### WHAT YOU ARE ASKED TO DO:
Assemble all lines in which the string "Output" appears.

### DATA FOR THE TASK:
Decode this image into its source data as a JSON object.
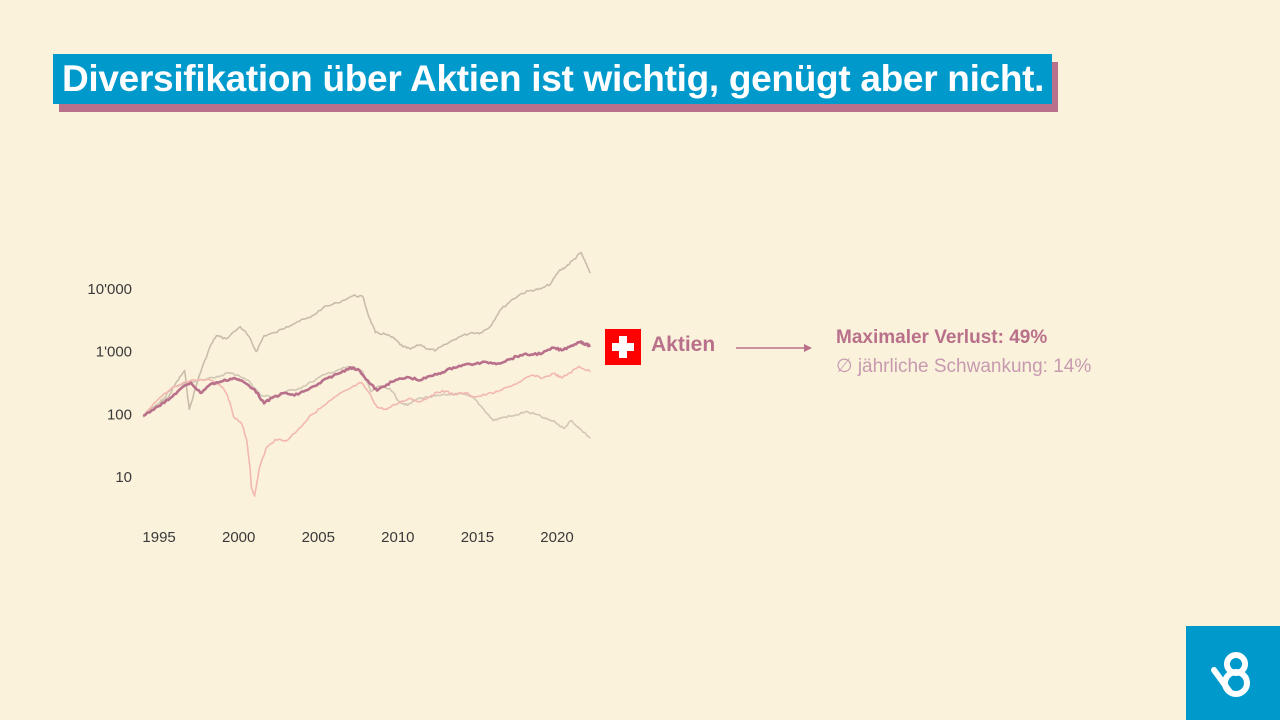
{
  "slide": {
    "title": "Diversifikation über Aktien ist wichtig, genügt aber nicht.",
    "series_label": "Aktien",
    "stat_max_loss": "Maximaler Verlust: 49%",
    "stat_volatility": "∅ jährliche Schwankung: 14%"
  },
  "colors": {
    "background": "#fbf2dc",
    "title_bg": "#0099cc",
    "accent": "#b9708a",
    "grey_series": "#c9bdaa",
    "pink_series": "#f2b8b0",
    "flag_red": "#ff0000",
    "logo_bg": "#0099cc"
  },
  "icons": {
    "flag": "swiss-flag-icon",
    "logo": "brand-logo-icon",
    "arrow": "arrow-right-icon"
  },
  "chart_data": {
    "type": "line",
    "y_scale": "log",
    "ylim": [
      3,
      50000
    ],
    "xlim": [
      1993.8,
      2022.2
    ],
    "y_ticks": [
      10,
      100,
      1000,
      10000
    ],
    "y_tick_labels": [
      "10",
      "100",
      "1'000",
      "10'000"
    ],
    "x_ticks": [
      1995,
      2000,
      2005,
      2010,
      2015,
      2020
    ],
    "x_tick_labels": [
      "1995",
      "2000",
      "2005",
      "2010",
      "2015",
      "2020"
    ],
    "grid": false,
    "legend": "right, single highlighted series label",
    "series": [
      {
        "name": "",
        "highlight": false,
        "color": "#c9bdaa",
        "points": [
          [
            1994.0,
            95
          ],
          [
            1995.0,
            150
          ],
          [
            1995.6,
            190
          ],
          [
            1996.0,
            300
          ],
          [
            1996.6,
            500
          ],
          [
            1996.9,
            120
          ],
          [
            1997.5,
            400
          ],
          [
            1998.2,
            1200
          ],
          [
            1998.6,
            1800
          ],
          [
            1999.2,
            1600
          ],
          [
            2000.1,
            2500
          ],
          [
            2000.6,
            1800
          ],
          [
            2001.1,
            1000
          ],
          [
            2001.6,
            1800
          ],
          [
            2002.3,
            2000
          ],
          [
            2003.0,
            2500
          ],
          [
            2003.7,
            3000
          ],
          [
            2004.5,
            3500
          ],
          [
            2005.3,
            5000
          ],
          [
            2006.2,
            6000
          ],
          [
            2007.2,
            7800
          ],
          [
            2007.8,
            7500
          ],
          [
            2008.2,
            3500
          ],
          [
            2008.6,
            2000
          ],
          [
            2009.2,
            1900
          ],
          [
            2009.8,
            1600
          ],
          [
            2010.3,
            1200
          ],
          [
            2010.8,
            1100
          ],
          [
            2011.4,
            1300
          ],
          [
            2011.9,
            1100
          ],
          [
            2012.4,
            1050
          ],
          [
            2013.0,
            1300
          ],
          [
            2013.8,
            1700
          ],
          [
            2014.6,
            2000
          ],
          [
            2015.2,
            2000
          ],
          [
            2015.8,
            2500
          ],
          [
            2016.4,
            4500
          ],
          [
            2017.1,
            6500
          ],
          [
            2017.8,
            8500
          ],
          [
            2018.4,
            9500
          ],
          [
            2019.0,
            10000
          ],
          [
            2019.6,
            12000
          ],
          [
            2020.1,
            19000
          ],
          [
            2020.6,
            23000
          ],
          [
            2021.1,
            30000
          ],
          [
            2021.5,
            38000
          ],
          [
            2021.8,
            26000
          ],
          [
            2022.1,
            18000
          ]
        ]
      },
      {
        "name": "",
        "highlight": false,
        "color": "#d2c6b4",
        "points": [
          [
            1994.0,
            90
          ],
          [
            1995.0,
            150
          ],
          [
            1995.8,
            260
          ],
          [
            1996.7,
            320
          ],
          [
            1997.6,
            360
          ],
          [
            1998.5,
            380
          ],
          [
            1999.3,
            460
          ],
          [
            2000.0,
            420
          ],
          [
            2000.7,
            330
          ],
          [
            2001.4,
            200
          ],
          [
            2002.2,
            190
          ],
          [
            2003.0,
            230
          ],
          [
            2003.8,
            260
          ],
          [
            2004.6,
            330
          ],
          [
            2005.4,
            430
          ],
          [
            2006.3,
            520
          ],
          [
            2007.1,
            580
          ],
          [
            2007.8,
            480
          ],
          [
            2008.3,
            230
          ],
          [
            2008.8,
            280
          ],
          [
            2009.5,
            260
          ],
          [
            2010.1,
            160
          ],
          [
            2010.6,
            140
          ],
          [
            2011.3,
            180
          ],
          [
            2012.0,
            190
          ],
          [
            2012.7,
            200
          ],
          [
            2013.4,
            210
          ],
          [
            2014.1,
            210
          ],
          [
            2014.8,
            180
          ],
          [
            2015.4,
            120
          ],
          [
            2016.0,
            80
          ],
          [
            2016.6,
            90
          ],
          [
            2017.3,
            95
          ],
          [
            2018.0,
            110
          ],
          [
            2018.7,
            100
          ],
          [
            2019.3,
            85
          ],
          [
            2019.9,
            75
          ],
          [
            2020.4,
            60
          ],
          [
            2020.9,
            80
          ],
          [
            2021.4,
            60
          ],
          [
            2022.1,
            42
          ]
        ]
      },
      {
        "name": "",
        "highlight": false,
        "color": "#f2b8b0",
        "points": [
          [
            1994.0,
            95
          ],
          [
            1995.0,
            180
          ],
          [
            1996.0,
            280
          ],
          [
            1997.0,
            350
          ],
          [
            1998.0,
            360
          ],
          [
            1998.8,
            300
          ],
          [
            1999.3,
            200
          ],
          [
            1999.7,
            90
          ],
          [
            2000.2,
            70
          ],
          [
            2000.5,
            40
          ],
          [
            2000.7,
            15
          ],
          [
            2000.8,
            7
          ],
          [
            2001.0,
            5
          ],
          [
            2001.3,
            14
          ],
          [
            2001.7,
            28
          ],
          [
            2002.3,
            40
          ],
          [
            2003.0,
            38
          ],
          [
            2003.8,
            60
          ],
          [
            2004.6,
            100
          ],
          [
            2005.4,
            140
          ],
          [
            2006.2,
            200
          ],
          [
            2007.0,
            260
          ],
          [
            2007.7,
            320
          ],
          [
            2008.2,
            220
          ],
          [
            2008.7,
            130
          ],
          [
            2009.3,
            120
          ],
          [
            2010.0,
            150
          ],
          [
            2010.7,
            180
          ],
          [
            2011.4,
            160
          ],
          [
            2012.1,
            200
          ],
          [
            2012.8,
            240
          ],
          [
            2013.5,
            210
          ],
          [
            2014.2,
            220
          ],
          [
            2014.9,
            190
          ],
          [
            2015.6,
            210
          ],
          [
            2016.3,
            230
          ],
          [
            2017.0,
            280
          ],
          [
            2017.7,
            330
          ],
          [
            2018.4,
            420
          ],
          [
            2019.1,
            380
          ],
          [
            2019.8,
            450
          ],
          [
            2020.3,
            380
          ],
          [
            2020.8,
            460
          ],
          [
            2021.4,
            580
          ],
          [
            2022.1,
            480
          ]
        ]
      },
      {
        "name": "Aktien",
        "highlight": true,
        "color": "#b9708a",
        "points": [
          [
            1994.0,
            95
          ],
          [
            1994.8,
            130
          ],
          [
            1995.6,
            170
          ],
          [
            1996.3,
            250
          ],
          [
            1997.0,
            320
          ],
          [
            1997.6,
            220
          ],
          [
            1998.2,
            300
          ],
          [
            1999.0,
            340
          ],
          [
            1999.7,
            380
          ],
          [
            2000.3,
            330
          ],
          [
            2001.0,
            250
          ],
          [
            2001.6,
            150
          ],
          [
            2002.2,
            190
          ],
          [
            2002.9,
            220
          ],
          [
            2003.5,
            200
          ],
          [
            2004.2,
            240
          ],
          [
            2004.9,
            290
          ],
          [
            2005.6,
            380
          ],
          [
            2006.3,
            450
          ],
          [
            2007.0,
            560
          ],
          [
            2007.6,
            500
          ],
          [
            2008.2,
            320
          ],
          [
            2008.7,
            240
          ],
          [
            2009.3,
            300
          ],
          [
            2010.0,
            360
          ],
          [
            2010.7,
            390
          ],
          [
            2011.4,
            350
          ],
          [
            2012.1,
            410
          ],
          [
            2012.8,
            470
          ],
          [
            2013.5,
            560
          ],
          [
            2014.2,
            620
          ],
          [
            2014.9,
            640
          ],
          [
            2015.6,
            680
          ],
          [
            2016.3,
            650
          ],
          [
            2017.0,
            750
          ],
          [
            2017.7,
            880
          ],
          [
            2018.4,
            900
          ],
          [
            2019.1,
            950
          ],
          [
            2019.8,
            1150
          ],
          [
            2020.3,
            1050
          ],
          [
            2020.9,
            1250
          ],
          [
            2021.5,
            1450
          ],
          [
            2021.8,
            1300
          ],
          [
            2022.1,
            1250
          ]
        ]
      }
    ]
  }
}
---
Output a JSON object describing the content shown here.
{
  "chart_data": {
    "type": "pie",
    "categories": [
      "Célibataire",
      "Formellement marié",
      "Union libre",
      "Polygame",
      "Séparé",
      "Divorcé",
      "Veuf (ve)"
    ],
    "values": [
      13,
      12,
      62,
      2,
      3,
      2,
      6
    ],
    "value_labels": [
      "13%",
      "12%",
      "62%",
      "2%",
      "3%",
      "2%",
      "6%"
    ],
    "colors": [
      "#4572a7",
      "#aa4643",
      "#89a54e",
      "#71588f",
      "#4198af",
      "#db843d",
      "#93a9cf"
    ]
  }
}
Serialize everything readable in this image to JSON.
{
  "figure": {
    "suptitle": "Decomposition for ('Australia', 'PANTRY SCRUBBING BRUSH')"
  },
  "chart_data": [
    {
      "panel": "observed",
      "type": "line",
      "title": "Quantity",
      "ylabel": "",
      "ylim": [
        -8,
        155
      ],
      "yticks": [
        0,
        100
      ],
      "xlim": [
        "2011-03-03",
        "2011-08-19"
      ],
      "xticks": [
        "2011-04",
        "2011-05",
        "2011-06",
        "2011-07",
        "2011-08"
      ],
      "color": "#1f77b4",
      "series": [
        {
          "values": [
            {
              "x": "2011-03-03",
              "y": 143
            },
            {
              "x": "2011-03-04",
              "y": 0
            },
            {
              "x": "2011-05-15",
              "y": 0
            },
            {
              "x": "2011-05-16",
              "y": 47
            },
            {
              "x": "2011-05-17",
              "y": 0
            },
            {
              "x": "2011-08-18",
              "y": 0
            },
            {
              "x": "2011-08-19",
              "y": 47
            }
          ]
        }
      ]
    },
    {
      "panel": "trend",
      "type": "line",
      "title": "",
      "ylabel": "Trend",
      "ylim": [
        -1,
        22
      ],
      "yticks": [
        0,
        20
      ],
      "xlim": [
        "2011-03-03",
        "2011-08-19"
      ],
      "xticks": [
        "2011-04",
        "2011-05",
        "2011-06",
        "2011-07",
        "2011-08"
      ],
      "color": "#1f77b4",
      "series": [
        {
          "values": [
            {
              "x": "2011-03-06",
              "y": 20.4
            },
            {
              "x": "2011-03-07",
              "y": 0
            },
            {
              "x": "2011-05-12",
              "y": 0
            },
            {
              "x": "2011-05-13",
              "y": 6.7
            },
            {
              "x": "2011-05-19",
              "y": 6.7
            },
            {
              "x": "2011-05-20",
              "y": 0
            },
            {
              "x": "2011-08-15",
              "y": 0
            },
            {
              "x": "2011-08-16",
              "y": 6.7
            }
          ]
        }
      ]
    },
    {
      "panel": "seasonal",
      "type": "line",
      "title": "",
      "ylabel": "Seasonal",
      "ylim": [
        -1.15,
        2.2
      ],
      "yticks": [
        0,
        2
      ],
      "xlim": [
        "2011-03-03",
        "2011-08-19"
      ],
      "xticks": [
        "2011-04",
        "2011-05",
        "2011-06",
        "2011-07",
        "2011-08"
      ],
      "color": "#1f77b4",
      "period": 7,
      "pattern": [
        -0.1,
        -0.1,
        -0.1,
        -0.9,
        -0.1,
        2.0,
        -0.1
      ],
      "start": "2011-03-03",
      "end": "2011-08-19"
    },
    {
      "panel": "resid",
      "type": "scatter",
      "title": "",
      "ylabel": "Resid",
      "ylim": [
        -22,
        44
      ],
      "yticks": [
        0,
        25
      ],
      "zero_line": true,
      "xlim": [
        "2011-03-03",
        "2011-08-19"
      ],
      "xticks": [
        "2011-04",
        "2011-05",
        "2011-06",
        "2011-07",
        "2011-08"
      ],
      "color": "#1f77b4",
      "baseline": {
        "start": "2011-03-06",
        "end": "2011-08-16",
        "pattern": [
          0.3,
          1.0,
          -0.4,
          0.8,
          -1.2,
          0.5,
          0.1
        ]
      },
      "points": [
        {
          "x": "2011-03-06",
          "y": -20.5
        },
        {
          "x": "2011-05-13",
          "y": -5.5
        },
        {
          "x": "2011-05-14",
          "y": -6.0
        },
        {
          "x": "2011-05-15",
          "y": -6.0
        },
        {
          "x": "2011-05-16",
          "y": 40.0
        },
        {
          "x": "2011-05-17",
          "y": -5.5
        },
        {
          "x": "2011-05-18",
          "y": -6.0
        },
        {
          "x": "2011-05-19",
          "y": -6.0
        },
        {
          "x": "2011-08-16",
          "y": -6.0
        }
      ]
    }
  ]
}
==
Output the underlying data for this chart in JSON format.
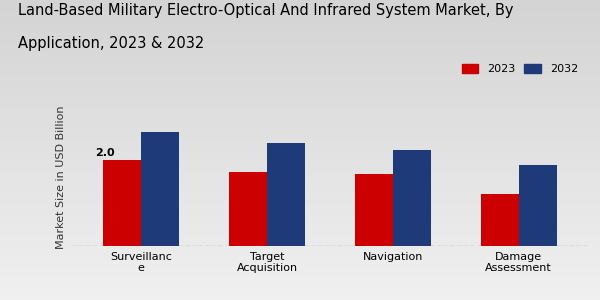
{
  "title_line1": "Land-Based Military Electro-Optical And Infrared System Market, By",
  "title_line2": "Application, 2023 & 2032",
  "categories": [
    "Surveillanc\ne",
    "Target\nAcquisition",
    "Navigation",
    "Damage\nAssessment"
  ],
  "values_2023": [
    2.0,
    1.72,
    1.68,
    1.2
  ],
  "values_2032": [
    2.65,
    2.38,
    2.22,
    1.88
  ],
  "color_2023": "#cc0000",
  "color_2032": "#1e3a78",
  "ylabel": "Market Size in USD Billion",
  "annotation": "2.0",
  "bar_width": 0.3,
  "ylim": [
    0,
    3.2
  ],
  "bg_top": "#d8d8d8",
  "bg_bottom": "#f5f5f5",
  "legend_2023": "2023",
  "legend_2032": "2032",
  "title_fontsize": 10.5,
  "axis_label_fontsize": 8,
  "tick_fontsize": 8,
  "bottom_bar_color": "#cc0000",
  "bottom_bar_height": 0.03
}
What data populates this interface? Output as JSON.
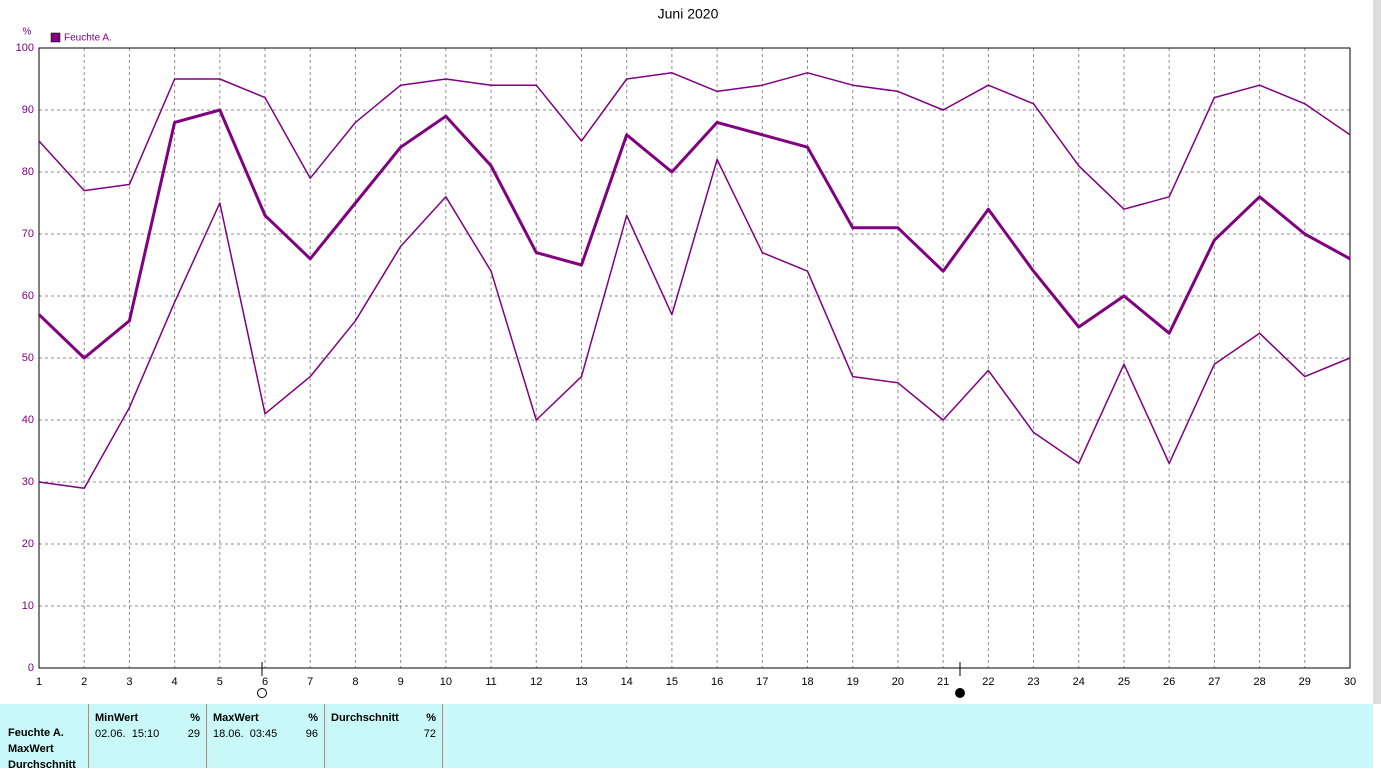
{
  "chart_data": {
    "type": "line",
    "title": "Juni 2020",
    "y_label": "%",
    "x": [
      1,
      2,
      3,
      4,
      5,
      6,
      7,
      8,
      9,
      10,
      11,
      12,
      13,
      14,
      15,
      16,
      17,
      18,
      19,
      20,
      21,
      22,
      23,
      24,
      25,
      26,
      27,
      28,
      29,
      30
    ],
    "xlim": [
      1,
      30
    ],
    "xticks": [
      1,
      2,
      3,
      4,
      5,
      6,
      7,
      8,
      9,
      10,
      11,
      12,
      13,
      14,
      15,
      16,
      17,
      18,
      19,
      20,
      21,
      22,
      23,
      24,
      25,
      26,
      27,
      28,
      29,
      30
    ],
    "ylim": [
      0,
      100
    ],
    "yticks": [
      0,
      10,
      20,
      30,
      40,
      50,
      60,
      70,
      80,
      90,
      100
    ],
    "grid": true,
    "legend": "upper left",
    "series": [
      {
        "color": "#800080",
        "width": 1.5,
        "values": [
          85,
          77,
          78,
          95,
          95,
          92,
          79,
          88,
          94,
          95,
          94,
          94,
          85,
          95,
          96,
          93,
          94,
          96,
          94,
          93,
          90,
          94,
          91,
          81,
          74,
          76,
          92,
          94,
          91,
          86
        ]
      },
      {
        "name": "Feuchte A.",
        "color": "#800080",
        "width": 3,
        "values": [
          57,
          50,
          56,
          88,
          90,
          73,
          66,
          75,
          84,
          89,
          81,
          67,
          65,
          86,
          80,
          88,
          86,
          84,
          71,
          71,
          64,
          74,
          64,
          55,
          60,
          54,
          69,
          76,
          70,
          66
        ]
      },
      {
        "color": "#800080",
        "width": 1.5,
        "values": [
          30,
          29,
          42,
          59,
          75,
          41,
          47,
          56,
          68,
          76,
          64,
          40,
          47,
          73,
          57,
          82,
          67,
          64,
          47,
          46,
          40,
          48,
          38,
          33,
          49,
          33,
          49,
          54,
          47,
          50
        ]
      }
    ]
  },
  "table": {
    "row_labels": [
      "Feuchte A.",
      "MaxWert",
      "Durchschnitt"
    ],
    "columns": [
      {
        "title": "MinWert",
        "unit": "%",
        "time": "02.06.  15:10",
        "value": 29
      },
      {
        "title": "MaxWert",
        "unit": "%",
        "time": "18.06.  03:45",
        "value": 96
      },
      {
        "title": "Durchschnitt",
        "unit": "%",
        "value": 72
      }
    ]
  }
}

### RESULT:
Output a JSON object describing the content shown here.
Output the underlying data for this chart in JSON format.
What data populates this interface? Output as JSON.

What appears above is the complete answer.